● Aim of the task
Take everything from the line containing "share-icon[interactable]: ◇ <box>614" down to the line containing "close-tab-icon[interactable]: ✕ <box>205", both included, and write those lines again with "footer-nav-link" swapped for "footer-link" and everything else left unchanged.

____ Given data

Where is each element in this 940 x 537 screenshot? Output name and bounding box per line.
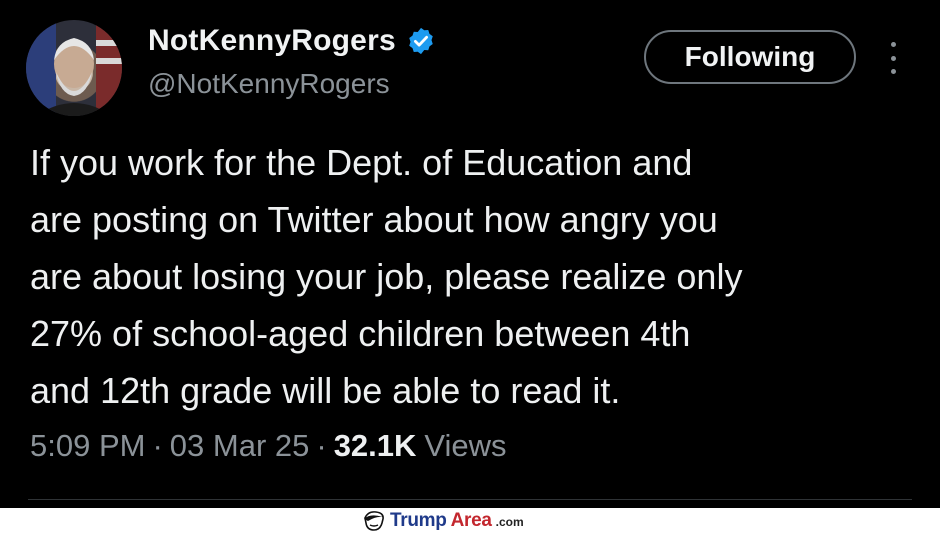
- tweet-date[interactable]: 03 Mar 25: [170, 428, 310, 464]
- following-button[interactable]: Following: [644, 30, 856, 84]
- tweet-text-line: are posting on Twitter about how angry y…: [30, 199, 718, 240]
- watermark-text-trump: Trump: [390, 510, 447, 531]
- tweet-metadata: 5:09 PM · 03 Mar 25 · 32.1K Views: [30, 428, 507, 464]
- watermark-text-suffix: .com: [495, 515, 524, 529]
- more-dot: [890, 55, 896, 61]
- tweet-text-line: If you work for the Dept. of Education a…: [30, 142, 693, 183]
- meta-separator: ·: [316, 428, 327, 463]
- avatar-image: [26, 20, 122, 116]
- meta-separator: ·: [152, 428, 163, 463]
- tweet-text-line: and 12th grade will be able to read it.: [30, 370, 621, 411]
- more-options-icon[interactable]: [880, 38, 906, 78]
- tweet-time[interactable]: 5:09 PM: [30, 428, 145, 464]
- author-handle[interactable]: @NotKennyRogers: [148, 68, 390, 100]
- tweet-text: If you work for the Dept. of Education a…: [30, 134, 910, 419]
- site-watermark: Trump Area .com: [362, 510, 524, 532]
- tweet-text-line: are about losing your job, please realiz…: [30, 256, 743, 297]
- tweet-text-line: 27% of school-aged children between 4th: [30, 313, 691, 354]
- views-label: Views: [424, 428, 507, 463]
- views-count[interactable]: 32.1K: [334, 428, 417, 464]
- author-name-row: NotKennyRogers: [148, 24, 436, 58]
- author-display-name[interactable]: NotKennyRogers: [148, 24, 396, 58]
- divider: [28, 499, 912, 500]
- more-dot: [890, 69, 896, 74]
- trump-hair-logo-icon: [362, 510, 386, 532]
- more-dot: [890, 42, 896, 47]
- watermark-text-area: Area: [450, 510, 492, 531]
- tweet-card: NotKennyRogers @NotKennyRogers Following…: [0, 0, 940, 508]
- author-avatar[interactable]: [26, 20, 122, 116]
- verified-badge-icon: [406, 26, 436, 56]
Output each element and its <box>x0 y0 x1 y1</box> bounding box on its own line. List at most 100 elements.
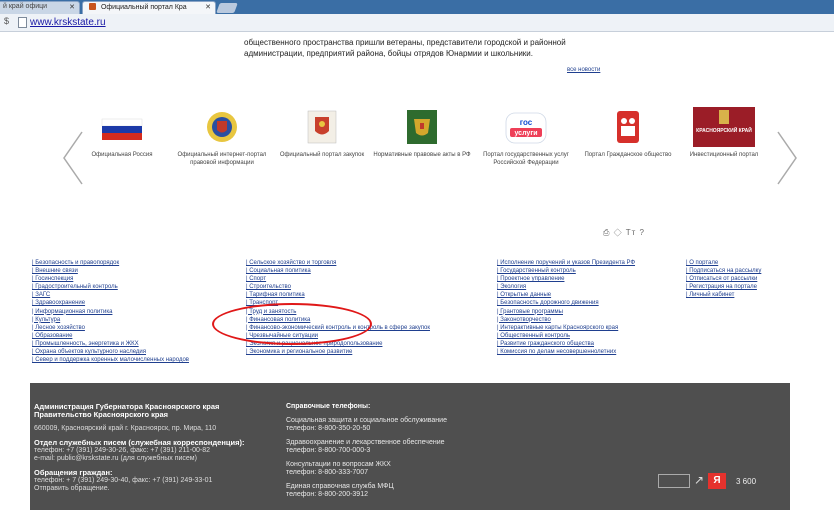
share-icon[interactable]: ◇ <box>614 228 623 237</box>
eagle-emblem-icon <box>398 107 446 147</box>
footer: Администрация Губернатора Красноярского … <box>30 383 790 510</box>
banner-caption: Портал Гражданское общество <box>584 152 672 158</box>
news-text-line: общественного пространства пришли ветера… <box>244 38 566 47</box>
footer-nav-link[interactable]: | Личный кабинет <box>686 291 761 299</box>
links-column-1: | Безопасность и правопорядок | Внешние с… <box>32 259 189 364</box>
links-column-3: | Исполнение поручений и указов Президен… <box>497 259 635 356</box>
footer-nav-link[interactable]: | Север и поддержка коренных малочисленн… <box>32 356 189 364</box>
print-icon[interactable]: ⎙ <box>603 228 610 237</box>
banner-procurement-portal[interactable]: Официальный портал закупок <box>272 107 372 159</box>
font-size-tools[interactable]: Tт ? <box>626 228 645 237</box>
banner-normative-acts[interactable]: Нормативные правовые акты в РФ <box>372 107 472 159</box>
footer-nav-link[interactable]: | Градостроительный контроль <box>32 283 189 291</box>
close-tab-icon[interactable]: ✕ <box>205 3 211 11</box>
all-news-link[interactable]: все новости <box>567 67 600 73</box>
footer-nav-link[interactable]: | О портале <box>686 259 761 267</box>
ref-name: Здравоохранение и лекарственное обеспече… <box>286 439 445 446</box>
footer-nav-link[interactable]: | Проектное управление <box>497 275 635 283</box>
procurement-emblem-icon <box>298 107 346 147</box>
footer-nav-link[interactable]: | Тарифная политика <box>246 291 430 299</box>
footer-nav-link[interactable]: | Охрана объектов культурного наследия <box>32 348 189 356</box>
svg-text:услуги: услуги <box>514 130 537 137</box>
browser-window: { "browser": { "tab1_label": "й край офи… <box>0 0 834 513</box>
ref-phone: телефон: 8-800-200-3912 <box>286 491 368 498</box>
footer-nav-link[interactable]: | Культура <box>32 316 189 324</box>
browser-tab-1[interactable]: й край офици ✕ <box>0 1 80 14</box>
tab-title: Официальный портал Кра <box>100 4 187 11</box>
footer-nav-link[interactable]: | Сельское хозяйство и торговля <box>246 259 430 267</box>
banner-caption: Официальный интернет-портал правовой инф… <box>177 152 267 166</box>
liveinternet-counter[interactable] <box>658 474 690 488</box>
civil-society-icon <box>604 107 652 147</box>
news-text-line: администрации, предприятий района, бойцы… <box>244 49 533 58</box>
footer-nav-link[interactable]: | Строительство <box>246 283 430 291</box>
banner-caption: Инвестиционный портал <box>689 152 759 158</box>
send-appeal-link[interactable]: Отправить обращение. <box>34 485 294 493</box>
url-field[interactable]: www.krskstate.ru <box>30 17 106 28</box>
ref-phone: телефон: 8-800-333-7007 <box>286 469 368 476</box>
footer-nav-link[interactable]: | Безопасность дорожного движения <box>497 299 635 307</box>
footer-nav-link[interactable]: | Развитие гражданского общества <box>497 340 635 348</box>
footer-nav-link[interactable]: | Социальная политика <box>246 267 430 275</box>
footer-nav-link[interactable]: | Спорт <box>246 275 430 283</box>
bookmark-icon[interactable]: $ <box>4 16 9 26</box>
footer-nav-link[interactable]: | Экономика и региональное развитие <box>246 348 430 356</box>
annotation-ellipse <box>212 303 372 345</box>
banner-civil-society[interactable]: Портал Гражданское общество <box>578 107 678 159</box>
footer-mail-phone: телефон: +7 (391) 249-30-26, факс: +7 (3… <box>34 447 210 454</box>
footer-nav-link[interactable]: | Интерактивные карты Красноярского края <box>497 324 635 332</box>
arrow-icon[interactable]: ↗ <box>694 473 704 487</box>
ref-phone: телефон: 8-800-700-000-3 <box>286 447 371 454</box>
footer-nav-link[interactable]: | ЗАГС <box>32 291 189 299</box>
accessibility-tools[interactable]: ⎙ ◇ Tт ? <box>603 228 645 238</box>
footer-reference-phones: Справочные телефоны: Социальная защита и… <box>286 403 546 499</box>
footer-nav-link[interactable]: | Отписаться от рассылки <box>686 275 761 283</box>
visitor-counter: 3 600 <box>736 477 757 486</box>
footer-nav-link[interactable]: | Образование <box>32 332 189 340</box>
browser-tab-2[interactable]: Официальный портал Кра ✕ <box>82 1 216 14</box>
carousel-next-button[interactable] <box>772 128 802 188</box>
footer-nav-link[interactable]: | Подписаться на рассылку <box>686 267 761 275</box>
svg-text:гос: гос <box>520 118 533 127</box>
footer-nav-link[interactable]: | Безопасность и правопорядок <box>32 259 189 267</box>
footer-mail-email[interactable]: e-mail: public@krskstate.ru (для служебн… <box>34 455 294 463</box>
footer-nav-link[interactable]: | Информационная политика <box>32 308 189 316</box>
banner-caption: Официальная Россия <box>91 152 153 158</box>
footer-nav-link[interactable]: | Госинспекция <box>32 275 189 283</box>
footer-contacts: Администрация Губернатора Красноярского … <box>34 403 294 493</box>
new-tab-button[interactable] <box>216 3 238 13</box>
footer-nav-link[interactable]: | Государственный контроль <box>497 267 635 275</box>
footer-nav-link[interactable]: | Промышленность, энергетика и ЖКХ <box>32 340 189 348</box>
close-tab-icon[interactable]: ✕ <box>69 3 75 11</box>
banner-legal-portal[interactable]: Официальный интернет-портал правовой инф… <box>172 107 272 167</box>
chevron-right-icon <box>777 131 797 185</box>
banner-gosuslugi[interactable]: гос услуги Портал государственных услуг … <box>476 107 576 167</box>
footer-citizens-phone: телефон: + 7 (391) 249-30-40, факс: +7 (… <box>34 477 213 484</box>
footer-nav-link[interactable]: | Открытые данные <box>497 291 635 299</box>
page-icon <box>18 17 27 28</box>
yandex-metrika-icon[interactable]: Я <box>708 473 726 489</box>
krai-logo-text: КРАСНОЯРСКИЙ КРАЙ <box>696 128 752 134</box>
banner-official-russia[interactable]: Официальная Россия <box>72 107 172 159</box>
footer-nav-link[interactable]: | Законотворчество <box>497 316 635 324</box>
footer-nav-link[interactable]: | Общественный контроль <box>497 332 635 340</box>
russian-flag-icon <box>98 107 146 147</box>
footer-nav-link[interactable]: | Комиссия по делам несовершеннолетних <box>497 348 635 356</box>
favicon-icon <box>89 3 96 10</box>
footer-nav-link[interactable]: | Экология <box>497 283 635 291</box>
footer-nav-link[interactable]: | Лесное хозяйство <box>32 324 189 332</box>
ref-phones-title: Справочные телефоны: <box>286 403 371 410</box>
footer-nav-link[interactable]: | Здравоохранение <box>32 299 189 307</box>
footer-nav-link[interactable]: | Внешние связи <box>32 267 189 275</box>
footer-nav-link[interactable]: | Исполнение поручений и указов Президен… <box>497 259 635 267</box>
banner-caption: Нормативные правовые акты в РФ <box>373 152 471 158</box>
coat-of-arms-icon <box>198 107 246 147</box>
links-column-4: | О портале | Подписаться на рассылку | От… <box>686 259 761 299</box>
tab-title: й край офици <box>3 3 48 10</box>
footer-nav-link[interactable]: | Регистрация на портале <box>686 283 761 291</box>
footer-nav-link[interactable]: | Грантовые программы <box>497 308 635 316</box>
banner-investment-portal[interactable]: КРАСНОЯРСКИЙ КРАЙ Инвестиционный портал <box>674 107 774 159</box>
banner-caption: Портал государственных услуг Российской … <box>483 152 569 166</box>
gosuslugi-icon: гос услуги <box>502 107 550 147</box>
footer-mail-title: Отдел служебных писем (служебная корресп… <box>34 438 245 447</box>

________

● Solution for this problem
share-icon[interactable]: ◇ <box>614 228 623 237</box>
eagle-emblem-icon <box>398 107 446 147</box>
footer: Администрация Губернатора Красноярского … <box>30 383 790 510</box>
banner-caption: Портал Гражданское общество <box>584 152 672 158</box>
news-text-line: общественного пространства пришли ветера… <box>244 38 566 47</box>
footer-link[interactable]: | Личный кабинет <box>686 291 761 299</box>
links-column-1: | Безопасность и правопорядок | Внешние с… <box>32 259 189 364</box>
links-column-3: | Исполнение поручений и указов Президен… <box>497 259 635 356</box>
footer-link[interactable]: | Север и поддержка коренных малочисленн… <box>32 356 189 364</box>
print-icon[interactable]: ⎙ <box>603 228 610 237</box>
banner-procurement-portal[interactable]: Официальный портал закупок <box>272 107 372 159</box>
font-size-tools[interactable]: Tт ? <box>626 228 645 237</box>
banner-normative-acts[interactable]: Нормативные правовые акты в РФ <box>372 107 472 159</box>
footer-link[interactable]: | Градостроительный контроль <box>32 283 189 291</box>
close-tab-icon[interactable]: ✕ <box>205 3 211 11</box>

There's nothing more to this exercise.